* BEGIN EXTRACTED RECORDS *

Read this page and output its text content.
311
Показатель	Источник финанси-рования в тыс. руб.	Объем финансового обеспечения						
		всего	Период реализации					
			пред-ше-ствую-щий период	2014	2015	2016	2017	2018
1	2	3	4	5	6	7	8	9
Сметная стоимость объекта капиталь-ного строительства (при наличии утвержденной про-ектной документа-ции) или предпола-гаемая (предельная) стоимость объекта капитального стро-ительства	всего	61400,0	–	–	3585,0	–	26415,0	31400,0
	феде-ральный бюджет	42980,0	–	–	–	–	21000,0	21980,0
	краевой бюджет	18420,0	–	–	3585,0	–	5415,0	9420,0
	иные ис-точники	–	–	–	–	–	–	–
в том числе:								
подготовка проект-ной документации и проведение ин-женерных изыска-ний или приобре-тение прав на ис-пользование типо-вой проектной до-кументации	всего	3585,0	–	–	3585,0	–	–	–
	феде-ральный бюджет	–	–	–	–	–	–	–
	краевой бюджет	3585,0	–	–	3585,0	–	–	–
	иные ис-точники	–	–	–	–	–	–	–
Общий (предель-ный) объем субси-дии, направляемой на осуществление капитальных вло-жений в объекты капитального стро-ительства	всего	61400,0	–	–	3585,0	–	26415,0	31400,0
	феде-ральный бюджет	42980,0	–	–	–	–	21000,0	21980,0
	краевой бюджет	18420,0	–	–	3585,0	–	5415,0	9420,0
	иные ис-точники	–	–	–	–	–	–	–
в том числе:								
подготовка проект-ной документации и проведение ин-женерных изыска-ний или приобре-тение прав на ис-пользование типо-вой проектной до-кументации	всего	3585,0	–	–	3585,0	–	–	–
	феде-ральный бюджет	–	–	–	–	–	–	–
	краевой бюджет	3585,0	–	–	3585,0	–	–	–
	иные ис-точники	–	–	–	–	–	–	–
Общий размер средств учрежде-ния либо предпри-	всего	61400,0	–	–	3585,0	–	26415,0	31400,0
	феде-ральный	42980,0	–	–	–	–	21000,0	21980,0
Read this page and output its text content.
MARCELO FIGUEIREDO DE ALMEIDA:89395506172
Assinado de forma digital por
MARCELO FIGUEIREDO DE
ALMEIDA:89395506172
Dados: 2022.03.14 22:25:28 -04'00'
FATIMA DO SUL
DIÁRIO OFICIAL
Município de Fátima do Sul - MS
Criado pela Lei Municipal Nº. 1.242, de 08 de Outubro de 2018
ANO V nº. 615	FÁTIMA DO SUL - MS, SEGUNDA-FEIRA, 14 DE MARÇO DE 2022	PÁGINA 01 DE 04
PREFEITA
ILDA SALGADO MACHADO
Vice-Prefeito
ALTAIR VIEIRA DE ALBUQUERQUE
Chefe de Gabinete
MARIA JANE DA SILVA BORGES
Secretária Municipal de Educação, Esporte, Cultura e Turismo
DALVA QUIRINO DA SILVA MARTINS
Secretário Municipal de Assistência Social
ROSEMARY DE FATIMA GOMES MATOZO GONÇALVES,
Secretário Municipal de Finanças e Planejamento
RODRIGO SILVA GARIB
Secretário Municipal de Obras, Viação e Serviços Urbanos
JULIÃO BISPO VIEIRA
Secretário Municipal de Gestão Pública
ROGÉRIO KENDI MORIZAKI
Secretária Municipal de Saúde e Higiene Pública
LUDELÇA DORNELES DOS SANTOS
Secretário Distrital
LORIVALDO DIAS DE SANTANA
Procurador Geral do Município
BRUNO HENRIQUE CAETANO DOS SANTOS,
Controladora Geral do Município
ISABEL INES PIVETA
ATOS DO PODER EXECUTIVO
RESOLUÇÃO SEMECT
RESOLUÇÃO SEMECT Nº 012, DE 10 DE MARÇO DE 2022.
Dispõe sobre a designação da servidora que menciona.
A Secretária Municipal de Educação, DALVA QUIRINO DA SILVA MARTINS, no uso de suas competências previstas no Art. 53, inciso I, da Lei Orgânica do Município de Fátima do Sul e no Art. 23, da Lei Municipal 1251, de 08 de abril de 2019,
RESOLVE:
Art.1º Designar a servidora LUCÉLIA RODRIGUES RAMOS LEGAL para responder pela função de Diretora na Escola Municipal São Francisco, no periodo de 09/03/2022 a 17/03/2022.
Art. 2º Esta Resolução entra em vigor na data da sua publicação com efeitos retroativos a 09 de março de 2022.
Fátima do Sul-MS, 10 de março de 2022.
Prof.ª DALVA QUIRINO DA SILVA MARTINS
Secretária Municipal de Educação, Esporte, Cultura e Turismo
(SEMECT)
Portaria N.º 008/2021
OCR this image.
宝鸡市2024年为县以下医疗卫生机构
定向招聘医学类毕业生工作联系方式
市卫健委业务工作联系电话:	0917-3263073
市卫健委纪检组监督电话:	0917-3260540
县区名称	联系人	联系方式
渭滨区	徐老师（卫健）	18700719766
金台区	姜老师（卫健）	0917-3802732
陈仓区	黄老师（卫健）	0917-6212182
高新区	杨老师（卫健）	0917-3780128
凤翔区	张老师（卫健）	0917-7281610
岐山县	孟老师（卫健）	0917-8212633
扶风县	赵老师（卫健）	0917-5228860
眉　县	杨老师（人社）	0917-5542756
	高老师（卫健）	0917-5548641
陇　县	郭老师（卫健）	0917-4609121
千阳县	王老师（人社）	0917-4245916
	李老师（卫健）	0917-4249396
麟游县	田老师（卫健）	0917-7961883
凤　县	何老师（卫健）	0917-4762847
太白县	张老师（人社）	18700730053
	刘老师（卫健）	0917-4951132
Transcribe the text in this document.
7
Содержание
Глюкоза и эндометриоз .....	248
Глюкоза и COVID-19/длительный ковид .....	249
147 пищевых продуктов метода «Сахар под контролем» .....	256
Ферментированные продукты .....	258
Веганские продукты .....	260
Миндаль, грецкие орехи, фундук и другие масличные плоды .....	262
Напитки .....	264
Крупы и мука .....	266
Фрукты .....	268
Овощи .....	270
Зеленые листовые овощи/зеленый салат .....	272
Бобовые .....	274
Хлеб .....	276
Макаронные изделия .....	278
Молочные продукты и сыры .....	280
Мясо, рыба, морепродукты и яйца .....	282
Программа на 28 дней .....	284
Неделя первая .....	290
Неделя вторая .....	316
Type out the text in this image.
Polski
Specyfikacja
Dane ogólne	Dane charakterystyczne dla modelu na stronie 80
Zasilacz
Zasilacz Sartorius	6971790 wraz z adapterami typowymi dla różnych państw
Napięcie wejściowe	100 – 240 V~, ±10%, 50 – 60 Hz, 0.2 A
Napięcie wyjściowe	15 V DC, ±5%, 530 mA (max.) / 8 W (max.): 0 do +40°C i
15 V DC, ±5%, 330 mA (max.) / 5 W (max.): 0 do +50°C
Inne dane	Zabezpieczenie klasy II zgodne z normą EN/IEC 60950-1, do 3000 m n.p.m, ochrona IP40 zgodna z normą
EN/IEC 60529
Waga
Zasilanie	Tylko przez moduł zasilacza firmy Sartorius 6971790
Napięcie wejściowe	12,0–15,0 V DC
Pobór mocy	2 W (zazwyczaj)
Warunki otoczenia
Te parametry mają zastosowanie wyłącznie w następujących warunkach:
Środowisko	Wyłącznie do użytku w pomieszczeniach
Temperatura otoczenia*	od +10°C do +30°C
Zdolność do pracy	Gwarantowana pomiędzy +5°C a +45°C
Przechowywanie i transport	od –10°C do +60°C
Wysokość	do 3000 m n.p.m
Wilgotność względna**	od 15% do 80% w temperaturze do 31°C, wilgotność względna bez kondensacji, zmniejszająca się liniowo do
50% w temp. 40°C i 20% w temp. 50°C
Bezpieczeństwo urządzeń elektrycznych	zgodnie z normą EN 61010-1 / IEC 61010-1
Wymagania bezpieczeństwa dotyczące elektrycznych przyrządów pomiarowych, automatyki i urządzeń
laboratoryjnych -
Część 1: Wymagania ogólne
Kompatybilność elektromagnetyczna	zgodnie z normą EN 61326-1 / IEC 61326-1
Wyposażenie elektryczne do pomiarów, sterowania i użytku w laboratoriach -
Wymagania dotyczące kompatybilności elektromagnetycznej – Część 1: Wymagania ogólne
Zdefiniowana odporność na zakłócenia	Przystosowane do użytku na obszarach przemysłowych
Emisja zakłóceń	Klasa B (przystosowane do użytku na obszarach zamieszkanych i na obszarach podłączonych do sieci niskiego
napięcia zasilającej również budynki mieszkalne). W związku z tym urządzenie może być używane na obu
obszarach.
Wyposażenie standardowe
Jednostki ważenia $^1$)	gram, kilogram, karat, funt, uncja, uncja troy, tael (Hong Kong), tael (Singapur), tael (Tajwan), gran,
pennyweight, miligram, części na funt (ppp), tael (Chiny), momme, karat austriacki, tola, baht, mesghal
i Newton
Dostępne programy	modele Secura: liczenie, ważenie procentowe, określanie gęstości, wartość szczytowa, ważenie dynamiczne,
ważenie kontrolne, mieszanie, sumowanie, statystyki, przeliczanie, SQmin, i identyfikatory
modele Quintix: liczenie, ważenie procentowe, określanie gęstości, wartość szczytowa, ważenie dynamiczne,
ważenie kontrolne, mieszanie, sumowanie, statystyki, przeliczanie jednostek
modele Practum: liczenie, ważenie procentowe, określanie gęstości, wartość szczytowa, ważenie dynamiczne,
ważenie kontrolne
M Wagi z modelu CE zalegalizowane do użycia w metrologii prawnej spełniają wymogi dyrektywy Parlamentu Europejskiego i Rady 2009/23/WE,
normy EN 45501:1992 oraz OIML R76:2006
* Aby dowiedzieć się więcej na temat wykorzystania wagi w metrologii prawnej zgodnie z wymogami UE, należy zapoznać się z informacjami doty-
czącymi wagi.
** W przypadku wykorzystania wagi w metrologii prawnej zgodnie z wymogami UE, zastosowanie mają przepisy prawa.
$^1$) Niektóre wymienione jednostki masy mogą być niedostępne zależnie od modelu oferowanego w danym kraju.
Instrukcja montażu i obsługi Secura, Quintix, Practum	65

* END EXTRACTED RECORDS *

WHAT TO WORK ON:
Copy out each line that contains the word "urządzeń".

TASK RESPONSE:
Bezpieczeństwo urządzeń elektrycznych	zgodnie z normą EN 61010-1 / IEC 61010-1
Wymagania bezpieczeństwa dotyczące elektrycznych przyrządów pomiarowych, automatyki i urządzeń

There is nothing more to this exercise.